**AIM OF THE TASK**
Below are some entries. Copy each line that holds the string "ncomercial".

+++

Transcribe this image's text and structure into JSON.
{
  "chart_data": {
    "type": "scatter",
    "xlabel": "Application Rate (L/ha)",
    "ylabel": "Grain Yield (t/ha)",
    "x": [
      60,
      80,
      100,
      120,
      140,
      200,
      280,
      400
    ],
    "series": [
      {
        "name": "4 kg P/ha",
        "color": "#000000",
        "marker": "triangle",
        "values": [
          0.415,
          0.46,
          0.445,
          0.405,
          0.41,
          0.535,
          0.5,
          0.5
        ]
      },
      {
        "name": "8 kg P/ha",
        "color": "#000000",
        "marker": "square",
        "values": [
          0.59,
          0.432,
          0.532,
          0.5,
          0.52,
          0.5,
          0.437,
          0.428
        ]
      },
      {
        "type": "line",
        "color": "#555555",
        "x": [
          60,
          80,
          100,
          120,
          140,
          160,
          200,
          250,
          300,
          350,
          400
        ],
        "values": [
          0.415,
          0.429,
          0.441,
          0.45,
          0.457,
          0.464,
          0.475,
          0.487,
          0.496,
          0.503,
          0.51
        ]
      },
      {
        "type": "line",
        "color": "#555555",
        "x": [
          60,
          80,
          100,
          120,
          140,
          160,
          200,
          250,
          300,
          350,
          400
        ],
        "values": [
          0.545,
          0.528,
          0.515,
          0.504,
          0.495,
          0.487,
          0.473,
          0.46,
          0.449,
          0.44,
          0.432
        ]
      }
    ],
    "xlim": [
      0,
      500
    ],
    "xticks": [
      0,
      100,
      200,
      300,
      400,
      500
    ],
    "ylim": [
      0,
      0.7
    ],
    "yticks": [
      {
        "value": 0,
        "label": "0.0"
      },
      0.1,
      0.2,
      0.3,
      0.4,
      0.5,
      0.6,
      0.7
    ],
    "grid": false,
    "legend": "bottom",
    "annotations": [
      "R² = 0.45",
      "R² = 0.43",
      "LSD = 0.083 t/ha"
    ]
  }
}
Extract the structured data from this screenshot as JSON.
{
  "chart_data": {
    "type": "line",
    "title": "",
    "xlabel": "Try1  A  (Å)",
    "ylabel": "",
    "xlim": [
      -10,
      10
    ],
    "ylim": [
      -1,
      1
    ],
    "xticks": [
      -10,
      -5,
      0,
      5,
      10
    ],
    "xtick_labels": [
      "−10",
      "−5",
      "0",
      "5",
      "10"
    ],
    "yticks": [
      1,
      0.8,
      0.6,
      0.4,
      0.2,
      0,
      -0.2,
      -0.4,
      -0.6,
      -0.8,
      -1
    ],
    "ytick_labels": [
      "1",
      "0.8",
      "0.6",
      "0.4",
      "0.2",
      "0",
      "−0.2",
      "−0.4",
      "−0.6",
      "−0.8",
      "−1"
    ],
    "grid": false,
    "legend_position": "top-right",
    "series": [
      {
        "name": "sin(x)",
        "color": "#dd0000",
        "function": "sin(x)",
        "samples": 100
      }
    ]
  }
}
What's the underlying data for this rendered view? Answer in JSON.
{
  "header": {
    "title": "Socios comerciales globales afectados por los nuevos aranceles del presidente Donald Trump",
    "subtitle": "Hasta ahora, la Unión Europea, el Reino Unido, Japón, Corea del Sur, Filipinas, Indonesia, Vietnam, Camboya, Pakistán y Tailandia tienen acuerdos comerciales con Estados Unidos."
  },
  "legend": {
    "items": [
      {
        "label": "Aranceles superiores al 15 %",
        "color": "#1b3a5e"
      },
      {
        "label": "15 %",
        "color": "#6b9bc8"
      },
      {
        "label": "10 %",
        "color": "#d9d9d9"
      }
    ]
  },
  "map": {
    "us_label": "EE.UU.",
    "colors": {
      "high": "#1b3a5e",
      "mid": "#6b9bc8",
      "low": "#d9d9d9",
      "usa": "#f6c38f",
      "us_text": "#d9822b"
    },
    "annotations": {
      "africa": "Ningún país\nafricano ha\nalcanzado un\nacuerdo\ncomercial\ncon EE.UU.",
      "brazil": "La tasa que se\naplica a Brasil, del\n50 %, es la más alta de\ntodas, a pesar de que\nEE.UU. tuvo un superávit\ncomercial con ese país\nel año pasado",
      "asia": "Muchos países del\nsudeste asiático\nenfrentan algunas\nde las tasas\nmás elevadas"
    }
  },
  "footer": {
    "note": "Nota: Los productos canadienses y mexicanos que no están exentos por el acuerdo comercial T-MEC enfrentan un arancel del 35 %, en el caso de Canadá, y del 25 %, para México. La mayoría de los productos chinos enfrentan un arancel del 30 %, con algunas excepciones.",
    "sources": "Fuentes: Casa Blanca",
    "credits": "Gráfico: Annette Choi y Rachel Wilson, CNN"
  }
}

+++

**CORRECT RESPONSE**
      "africa": "Ningún país\nafricano ha\nalcanzado un\nacuerdo\ncomercial\ncon EE.UU.",
      "brazil": "La tasa que se\naplica a Brasil, del\n50 %, es la más alta de\ntodas, a pesar de que\nEE.UU. tuvo un superávit\ncomercial con ese país\nel año pasado",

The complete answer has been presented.